● **WHAT IS REQUIRED**: Take each line of the records below that contains the string "able" and copy it.

● **DATA FOR REVIEW**:
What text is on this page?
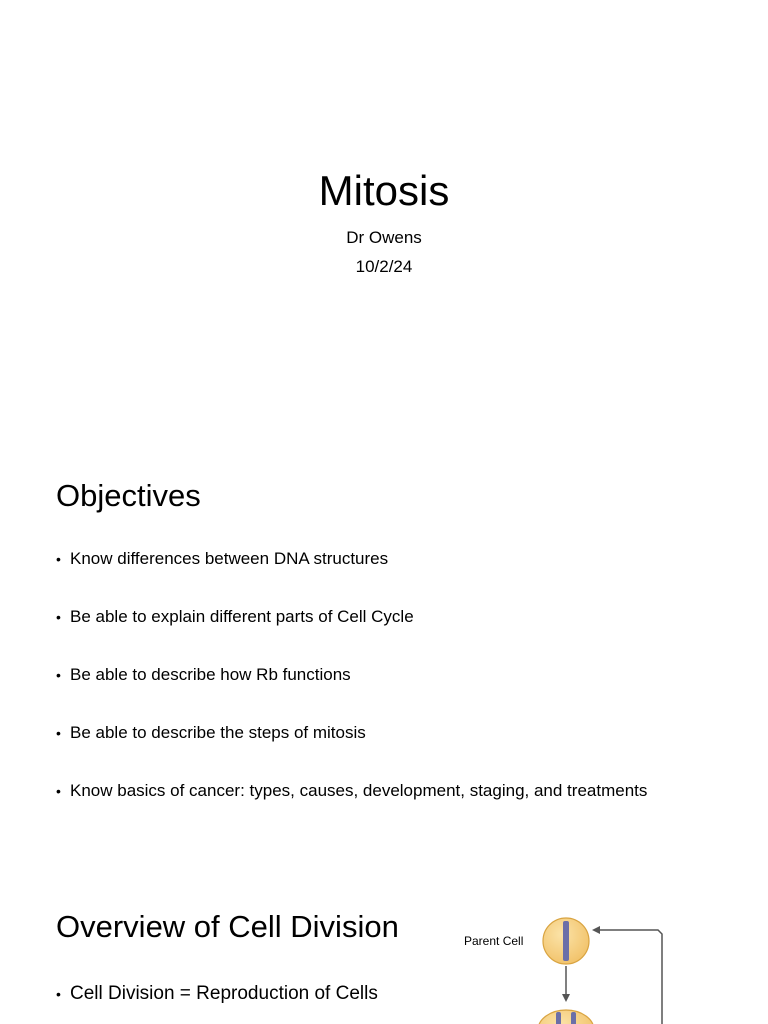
Mitosis
Dr Owens
10/2/24
Objectives
• Know differences between DNA structures
• Be able to explain different parts of Cell Cycle
• Be able to describe how Rb functions
• Be able to describe the steps of mitosis
• Know basics of cancer: types, causes, development, staging, and treatments
Overview of Cell Division
• Cell Division = Reproduction of Cells
Parent Cell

● **RESULT BELOW**:
• Be able to explain different parts of Cell Cycle
• Be able to describe how Rb functions
• Be able to describe the steps of mitosis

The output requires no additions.